**TASK TO CARRY OUT**
Transcribe the records below exactly as they appear.

**RAW RECORDS**
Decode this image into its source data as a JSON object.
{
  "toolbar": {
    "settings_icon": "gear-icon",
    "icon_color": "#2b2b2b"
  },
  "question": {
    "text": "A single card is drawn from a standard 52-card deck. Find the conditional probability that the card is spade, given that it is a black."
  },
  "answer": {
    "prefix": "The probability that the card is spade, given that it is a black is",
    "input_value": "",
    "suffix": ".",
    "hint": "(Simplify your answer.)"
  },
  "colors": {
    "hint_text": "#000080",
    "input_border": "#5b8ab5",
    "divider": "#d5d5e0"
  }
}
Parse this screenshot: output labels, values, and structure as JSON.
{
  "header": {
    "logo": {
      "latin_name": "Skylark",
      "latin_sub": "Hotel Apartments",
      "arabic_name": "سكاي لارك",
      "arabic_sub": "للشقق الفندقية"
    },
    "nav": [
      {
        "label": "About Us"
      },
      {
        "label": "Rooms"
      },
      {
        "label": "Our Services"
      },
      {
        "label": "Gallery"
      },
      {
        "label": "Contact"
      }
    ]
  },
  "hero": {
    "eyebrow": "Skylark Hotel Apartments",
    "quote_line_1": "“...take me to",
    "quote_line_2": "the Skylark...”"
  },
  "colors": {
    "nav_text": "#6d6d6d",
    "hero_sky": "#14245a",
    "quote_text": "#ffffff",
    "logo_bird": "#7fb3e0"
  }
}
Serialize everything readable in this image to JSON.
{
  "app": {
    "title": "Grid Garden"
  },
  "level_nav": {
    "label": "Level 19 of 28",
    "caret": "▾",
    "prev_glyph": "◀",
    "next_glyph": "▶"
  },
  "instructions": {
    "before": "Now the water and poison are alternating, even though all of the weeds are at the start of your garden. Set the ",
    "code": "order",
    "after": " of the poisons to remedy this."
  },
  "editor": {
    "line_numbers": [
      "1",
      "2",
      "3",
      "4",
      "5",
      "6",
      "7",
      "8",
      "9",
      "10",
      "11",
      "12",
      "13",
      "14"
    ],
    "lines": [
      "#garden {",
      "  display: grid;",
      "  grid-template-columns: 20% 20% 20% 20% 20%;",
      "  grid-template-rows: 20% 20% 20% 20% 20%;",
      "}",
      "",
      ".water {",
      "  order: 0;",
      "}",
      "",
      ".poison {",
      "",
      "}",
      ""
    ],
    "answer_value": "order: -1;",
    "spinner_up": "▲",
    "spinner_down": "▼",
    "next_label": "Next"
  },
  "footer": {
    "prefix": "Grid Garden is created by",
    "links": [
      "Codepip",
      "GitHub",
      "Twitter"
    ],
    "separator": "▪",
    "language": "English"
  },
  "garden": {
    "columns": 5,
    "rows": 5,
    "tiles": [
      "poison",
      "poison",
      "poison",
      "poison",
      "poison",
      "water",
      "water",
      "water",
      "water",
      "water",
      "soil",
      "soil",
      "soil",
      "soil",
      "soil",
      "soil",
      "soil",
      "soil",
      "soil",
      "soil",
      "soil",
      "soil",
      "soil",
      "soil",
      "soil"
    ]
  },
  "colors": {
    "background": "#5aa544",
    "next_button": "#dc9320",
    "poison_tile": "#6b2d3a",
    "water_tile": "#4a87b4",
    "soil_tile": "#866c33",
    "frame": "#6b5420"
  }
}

**OUTPUT**
Decode this image into its source data as a JSON object.
{
  "toolbar": {
    "settings_icon": "gear-icon",
    "icon_color": "#2b2b2b"
  },
  "question": {
    "text": "A single card is drawn from a standard 52-card deck. Find the conditional probability that the card is spade, given that it is a black."
  },
  "answer": {
    "prefix": "The probability that the card is spade, given that it is a black is",
    "input_value": "",
    "suffix": ".",
    "hint": "(Simplify your answer.)"
  },
  "colors": {
    "hint_text": "#000080",
    "input_border": "#5b8ab5",
    "divider": "#d5d5e0"
  }
}
Parse this screenshot: output labels, values, and structure as JSON.
{
  "header": {
    "logo": {
      "latin_name": "Skylark",
      "latin_sub": "Hotel Apartments",
      "arabic_name": "سكاي لارك",
      "arabic_sub": "للشقق الفندقية"
    },
    "nav": [
      {
        "label": "About Us"
      },
      {
        "label": "Rooms"
      },
      {
        "label": "Our Services"
      },
      {
        "label": "Gallery"
      },
      {
        "label": "Contact"
      }
    ]
  },
  "hero": {
    "eyebrow": "Skylark Hotel Apartments",
    "quote_line_1": "“...take me to",
    "quote_line_2": "the Skylark...”"
  },
  "colors": {
    "nav_text": "#6d6d6d",
    "hero_sky": "#14245a",
    "quote_text": "#ffffff",
    "logo_bird": "#7fb3e0"
  }
}
Serialize everything readable in this image to JSON.
{
  "app": {
    "title": "Grid Garden"
  },
  "level_nav": {
    "label": "Level 19 of 28",
    "caret": "▾",
    "prev_glyph": "◀",
    "next_glyph": "▶"
  },
  "instructions": {
    "before": "Now the water and poison are alternating, even though all of the weeds are at the start of your garden. Set the ",
    "code": "order",
    "after": " of the poisons to remedy this."
  },
  "editor": {
    "line_numbers": [
      "1",
      "2",
      "3",
      "4",
      "5",
      "6",
      "7",
      "8",
      "9",
      "10",
      "11",
      "12",
      "13",
      "14"
    ],
    "lines": [
      "#garden {",
      "  display: grid;",
      "  grid-template-columns: 20% 20% 20% 20% 20%;",
      "  grid-template-rows: 20% 20% 20% 20% 20%;",
      "}",
      "",
      ".water {",
      "  order: 0;",
      "}",
      "",
      ".poison {",
      "",
      "}",
      ""
    ],
    "answer_value": "order: -1;",
    "spinner_up": "▲",
    "spinner_down": "▼",
    "next_label": "Next"
  },
  "footer": {
    "prefix": "Grid Garden is created by",
    "links": [
      "Codepip",
      "GitHub",
      "Twitter"
    ],
    "separator": "▪",
    "language": "English"
  },
  "garden": {
    "columns": 5,
    "rows": 5,
    "tiles": [
      "poison",
      "poison",
      "poison",
      "poison",
      "poison",
      "water",
      "water",
      "water",
      "water",
      "water",
      "soil",
      "soil",
      "soil",
      "soil",
      "soil",
      "soil",
      "soil",
      "soil",
      "soil",
      "soil",
      "soil",
      "soil",
      "soil",
      "soil",
      "soil"
    ]
  },
  "colors": {
    "background": "#5aa544",
    "next_button": "#dc9320",
    "poison_tile": "#6b2d3a",
    "water_tile": "#4a87b4",
    "soil_tile": "#866c33",
    "frame": "#6b5420"
  }
}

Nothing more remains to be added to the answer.